Work to complete → Reproduce the following material exactly, including every line.

Stored records →
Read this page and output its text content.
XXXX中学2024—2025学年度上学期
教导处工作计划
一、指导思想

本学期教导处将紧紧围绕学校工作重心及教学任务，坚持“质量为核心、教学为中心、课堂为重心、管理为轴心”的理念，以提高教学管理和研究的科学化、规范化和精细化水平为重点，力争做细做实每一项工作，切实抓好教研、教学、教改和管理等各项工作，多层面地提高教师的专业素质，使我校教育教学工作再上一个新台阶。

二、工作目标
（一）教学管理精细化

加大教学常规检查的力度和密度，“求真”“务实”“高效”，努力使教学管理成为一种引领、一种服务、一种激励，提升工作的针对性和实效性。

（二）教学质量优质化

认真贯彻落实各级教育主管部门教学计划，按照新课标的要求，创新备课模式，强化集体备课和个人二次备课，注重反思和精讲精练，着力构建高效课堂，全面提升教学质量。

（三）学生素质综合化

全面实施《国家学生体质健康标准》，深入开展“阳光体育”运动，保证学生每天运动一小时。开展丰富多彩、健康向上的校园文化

Written answer →
Read this page and output its text content.
XXXX中学2024—2025学年度上学期
教导处工作计划
一、指导思想

本学期教导处将紧紧围绕学校工作重心及教学任务，坚持“质量为核心、教学为中心、课堂为重心、管理为轴心”的理念，以提高教学管理和研究的科学化、规范化和精细化水平为重点，力争做细做实每一项工作，切实抓好教研、教学、教改和管理等各项工作，多层面地提高教师的专业素质，使我校教育教学工作再上一个新台阶。

二、工作目标
（一）教学管理精细化

加大教学常规检查的力度和密度，“求真”“务实”“高效”，努力使教学管理成为一种引领、一种服务、一种激励，提升工作的针对性和实效性。

（二）教学质量优质化

认真贯彻落实各级教育主管部门教学计划，按照新课标的要求，创新备课模式，强化集体备课和个人二次备课，注重反思和精讲精练，着力构建高效课堂，全面提升教学质量。

（三）学生素质综合化

全面实施《国家学生体质健康标准》，深入开展“阳光体育”运动，保证学生每天运动一小时。开展丰富多彩、健康向上的校园文化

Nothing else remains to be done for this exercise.